| GIVEN EXERCISE |
Find how many lines in the material contain "Bunch"; your answer should be that number alone.

| EXTRACTED DATA |
-- start --
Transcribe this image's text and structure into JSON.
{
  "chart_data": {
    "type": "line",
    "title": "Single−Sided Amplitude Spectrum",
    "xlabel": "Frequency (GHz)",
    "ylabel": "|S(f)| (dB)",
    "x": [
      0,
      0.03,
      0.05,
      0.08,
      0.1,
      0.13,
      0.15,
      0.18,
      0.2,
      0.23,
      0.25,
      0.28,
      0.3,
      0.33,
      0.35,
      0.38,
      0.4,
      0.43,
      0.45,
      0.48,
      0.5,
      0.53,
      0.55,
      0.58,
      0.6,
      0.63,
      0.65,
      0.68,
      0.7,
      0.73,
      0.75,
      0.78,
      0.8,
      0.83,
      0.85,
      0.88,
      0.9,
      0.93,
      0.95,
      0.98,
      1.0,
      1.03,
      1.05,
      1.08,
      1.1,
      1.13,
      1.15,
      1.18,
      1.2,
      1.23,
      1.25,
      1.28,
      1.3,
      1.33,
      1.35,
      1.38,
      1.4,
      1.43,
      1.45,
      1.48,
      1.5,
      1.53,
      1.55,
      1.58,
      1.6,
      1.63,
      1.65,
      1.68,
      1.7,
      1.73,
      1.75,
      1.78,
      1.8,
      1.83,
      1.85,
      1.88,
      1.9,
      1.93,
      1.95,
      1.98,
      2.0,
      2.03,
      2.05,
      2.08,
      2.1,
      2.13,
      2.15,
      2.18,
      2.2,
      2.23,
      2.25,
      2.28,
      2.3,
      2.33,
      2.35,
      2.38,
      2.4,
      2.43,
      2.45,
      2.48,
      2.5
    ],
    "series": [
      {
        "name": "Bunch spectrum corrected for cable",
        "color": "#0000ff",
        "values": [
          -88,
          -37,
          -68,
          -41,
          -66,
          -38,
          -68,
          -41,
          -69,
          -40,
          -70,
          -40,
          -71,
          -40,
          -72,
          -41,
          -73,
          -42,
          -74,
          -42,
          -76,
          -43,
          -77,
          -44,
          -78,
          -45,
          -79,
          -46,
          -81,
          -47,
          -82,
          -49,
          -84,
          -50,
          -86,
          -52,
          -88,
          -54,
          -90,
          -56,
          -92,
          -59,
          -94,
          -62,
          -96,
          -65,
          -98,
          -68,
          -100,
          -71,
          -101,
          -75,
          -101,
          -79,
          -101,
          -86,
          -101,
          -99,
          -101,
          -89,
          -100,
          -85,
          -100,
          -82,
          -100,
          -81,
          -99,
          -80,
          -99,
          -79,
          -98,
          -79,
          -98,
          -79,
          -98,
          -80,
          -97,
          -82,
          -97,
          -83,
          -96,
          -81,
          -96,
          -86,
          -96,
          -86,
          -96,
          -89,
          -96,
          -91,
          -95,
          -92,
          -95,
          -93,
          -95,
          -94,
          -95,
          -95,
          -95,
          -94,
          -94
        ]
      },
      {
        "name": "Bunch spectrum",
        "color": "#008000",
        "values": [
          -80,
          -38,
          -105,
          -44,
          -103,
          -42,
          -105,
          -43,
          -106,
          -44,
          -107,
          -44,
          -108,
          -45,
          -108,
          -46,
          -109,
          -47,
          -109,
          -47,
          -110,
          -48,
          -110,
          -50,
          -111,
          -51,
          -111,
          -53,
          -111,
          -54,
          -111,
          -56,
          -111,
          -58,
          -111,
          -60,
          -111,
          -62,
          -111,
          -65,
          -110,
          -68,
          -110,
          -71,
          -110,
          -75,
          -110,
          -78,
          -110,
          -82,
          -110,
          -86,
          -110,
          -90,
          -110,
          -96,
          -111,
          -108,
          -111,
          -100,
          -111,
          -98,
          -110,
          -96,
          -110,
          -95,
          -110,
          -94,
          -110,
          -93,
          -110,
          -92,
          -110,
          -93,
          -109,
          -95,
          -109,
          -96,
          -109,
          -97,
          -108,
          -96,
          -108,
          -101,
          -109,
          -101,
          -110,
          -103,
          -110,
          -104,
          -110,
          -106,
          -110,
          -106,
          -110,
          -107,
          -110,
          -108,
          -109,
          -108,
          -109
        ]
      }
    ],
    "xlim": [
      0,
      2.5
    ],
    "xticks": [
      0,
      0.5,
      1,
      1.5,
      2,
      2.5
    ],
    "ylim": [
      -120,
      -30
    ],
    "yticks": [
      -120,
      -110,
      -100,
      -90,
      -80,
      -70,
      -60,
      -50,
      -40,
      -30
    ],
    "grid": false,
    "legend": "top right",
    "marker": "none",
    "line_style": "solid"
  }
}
-- end --
| WRITTEN REPLY |
2